The solution to this problem involves solving several smaller
problems. Let's examine each of them.
Collection and Shipment
The first problem that needs to be solved is how to collect the
data. Typically, this is accomplished with a collection agent
installed on each component of the software system that is going to
be observed.
This collection agent is responsible for collecting the data from
the component and shipping it to some central location.
Processing and Transformation
But before the data is shipped to the central location, there is
another problem to solve. At this point, the data is still raw and
unstructured. It will need to be processed and transformed into a
form or structure suitable for a particular analysis. Thus, a data
processor is needed before the data goes anywhere else.
Storage
The next problem concerns the central location. There needs to be
some data storage component that can be queried for the purpose of
visualization and analysis.
This data store should handle the continuous inflow of data and
enable fast and efficient queries for real-time data analysis.
Visualization
The final problem to be solved is how to visualize that data so it
can be gleaned for meaningful insights. What is needed is an
intuitive and easy-to-use UI.
Thus, to achieve observability, a solution is needed that performs
the following four functions: data collection and shipment; data
processing and transformation; data storage; and data visualization.
Next, we look at some of the existing solutions that aim to solve
the observability problem for development teams.

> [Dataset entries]
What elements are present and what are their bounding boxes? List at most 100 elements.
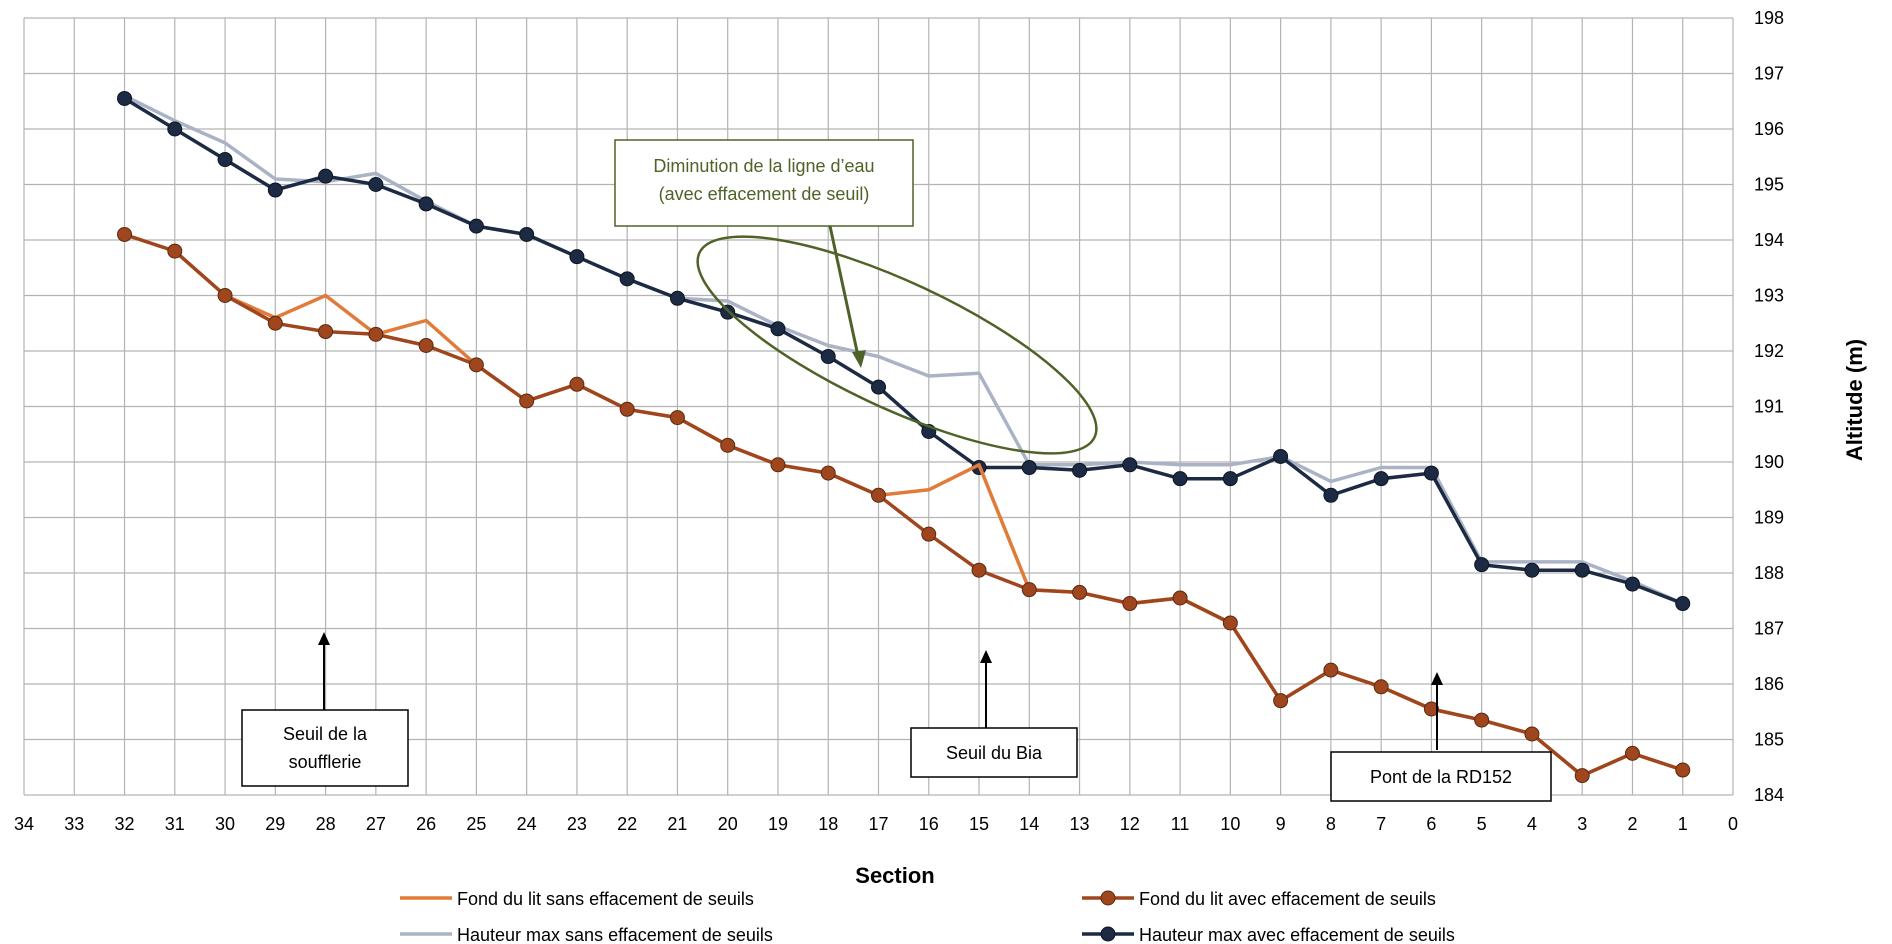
- x-tick-label: 10: [1220, 814, 1240, 834]
- data-point: [1172, 590, 1188, 606]
- plot-grid: [23, 17, 1734, 796]
- x-tick-label: 2: [1627, 814, 1637, 834]
- data-point: [368, 177, 384, 192]
- y-tick-label: 189: [1754, 508, 1784, 528]
- x-tick-label: 27: [366, 814, 386, 834]
- x-tick-label: 17: [868, 814, 888, 834]
- x-tick-label: 6: [1426, 814, 1436, 834]
- arrow-diminution: [828, 225, 860, 357]
- annotation-diminution: Diminution de la ligne d’eau (avec effac…: [614, 139, 1098, 455]
- x-tick-label: 29: [265, 814, 285, 834]
- data-point: [871, 379, 886, 395]
- legend-item-fond-avec: Fond du lit avec effacement de seuils: [1082, 889, 1436, 909]
- y-axis-ticks: 184 185 186 187 188 189 190 191 192 193 194 195 196 1…: [1754, 8, 1784, 805]
- y-tick-label: 194: [1754, 230, 1784, 250]
- series-1: [117, 226, 1691, 784]
- box-diminution: [614, 139, 914, 227]
- y-tick-label: 185: [1754, 730, 1784, 750]
- data-point: [820, 465, 836, 481]
- data-point: [1624, 745, 1640, 761]
- data-point: [267, 315, 283, 331]
- data-point: [820, 349, 836, 365]
- x-tick-label: 3: [1577, 814, 1587, 834]
- x-tick-label: 21: [667, 814, 687, 834]
- data-point: [1021, 460, 1037, 476]
- arrow-head-soufflerie: [318, 632, 330, 645]
- x-tick-label: 0: [1728, 814, 1738, 834]
- x-tick-label: 28: [316, 814, 336, 834]
- x-tick-label: 4: [1527, 814, 1537, 834]
- data-point: [167, 243, 183, 259]
- data-point: [1373, 679, 1389, 695]
- data-point: [318, 168, 334, 184]
- annotation-seuil-soufflerie: Seuil de la soufflerie: [241, 632, 409, 787]
- box-seuil-bia: [910, 727, 1078, 778]
- legend-item-hauteur-avec: Hauteur max avec effacement de seuils: [1082, 925, 1455, 944]
- x-tick-label: 34: [14, 814, 34, 834]
- x-tick-label: 14: [1019, 814, 1039, 834]
- x-tick-label: 15: [969, 814, 989, 834]
- y-axis-title: Altitude (m): [1842, 339, 1867, 461]
- label-seuil-soufflerie-line1: Seuil de la: [283, 724, 368, 744]
- data-point: [519, 226, 535, 242]
- data-point: [468, 218, 484, 234]
- x-tick-label: 32: [115, 814, 135, 834]
- y-tick-label: 192: [1754, 341, 1784, 361]
- data-point: [1222, 471, 1238, 487]
- series-line: [123, 232, 1684, 778]
- x-tick-label: 18: [818, 814, 838, 834]
- x-tick-label: 23: [567, 814, 587, 834]
- box-pont-rd152: [1330, 751, 1552, 802]
- legend-label-hauteur-avec: Hauteur max avec effacement de seuils: [1139, 925, 1455, 944]
- data-point: [418, 196, 434, 212]
- data-point: [267, 182, 283, 198]
- x-tick-label: 31: [165, 814, 185, 834]
- data-point: [318, 324, 334, 340]
- y-tick-label: 196: [1754, 119, 1784, 139]
- data-point: [921, 526, 937, 542]
- highlight-ellipse: [696, 235, 1098, 455]
- series-line: [123, 97, 1684, 606]
- x-tick-label: 33: [64, 814, 84, 834]
- y-tick-label: 187: [1754, 619, 1784, 639]
- data-point: [1122, 457, 1138, 473]
- data-point: [1373, 471, 1389, 487]
- data-point: [1021, 582, 1037, 598]
- data-point: [1675, 596, 1691, 612]
- box-seuil-soufflerie: [241, 709, 409, 787]
- data-point: [1474, 712, 1490, 728]
- data-point: [1423, 465, 1439, 481]
- legend-item-fond-sans: Fond du lit sans effacement de seuils: [400, 889, 754, 909]
- data-point: [1574, 562, 1590, 578]
- y-tick-label: 193: [1754, 286, 1784, 306]
- x-tick-label: 30: [215, 814, 235, 834]
- data-point: [770, 457, 786, 473]
- data-point: [1072, 462, 1088, 478]
- x-tick-label: 16: [919, 814, 939, 834]
- label-pont-rd152: Pont de la RD152: [1370, 767, 1512, 787]
- data-point: [669, 410, 685, 426]
- data-point: [720, 304, 736, 320]
- data-point: [971, 562, 987, 578]
- legend-label-hauteur-sans: Hauteur max sans effacement de seuils: [457, 925, 773, 944]
- series-2: [123, 94, 1684, 606]
- data-point: [1323, 487, 1339, 503]
- data-point: [519, 393, 535, 409]
- y-tick-label: 198: [1754, 8, 1784, 28]
- x-tick-label: 19: [768, 814, 788, 834]
- x-tick-label: 26: [416, 814, 436, 834]
- data-point: [1072, 584, 1088, 600]
- x-tick-label: 1: [1678, 814, 1688, 834]
- x-axis-ticks: 0123456789101112131415161718192021222324…: [14, 814, 1738, 834]
- data-point: [1624, 576, 1640, 592]
- data-point: [1222, 615, 1238, 631]
- series-line: [123, 94, 1684, 606]
- data-point: [217, 288, 233, 303]
- series-layer: [117, 90, 1691, 784]
- data-point: [1122, 596, 1138, 612]
- y-tick-label: 188: [1754, 563, 1784, 583]
- y-tick-label: 195: [1754, 175, 1784, 195]
- data-point: [720, 437, 736, 453]
- data-point: [167, 121, 183, 137]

> [REQUIRED TASKS]
**a)** Print the portion of the observability passage between "The solution to" and "be observed.", inclusive.
**b)** In the observability passage, where is the collection agent installed?

> [ANSWERS PROVIDED]
**a)**
The solution to this problem involves solving several smaller
problems. Let's examine each of them.
Collection and Shipment
The first problem that needs to be solved is how to collect the
data. Typically, this is accomplished with a collection agent
installed on each component of the software system that is going to
be observed.

**b)** On each component of the software system that is going to be observed.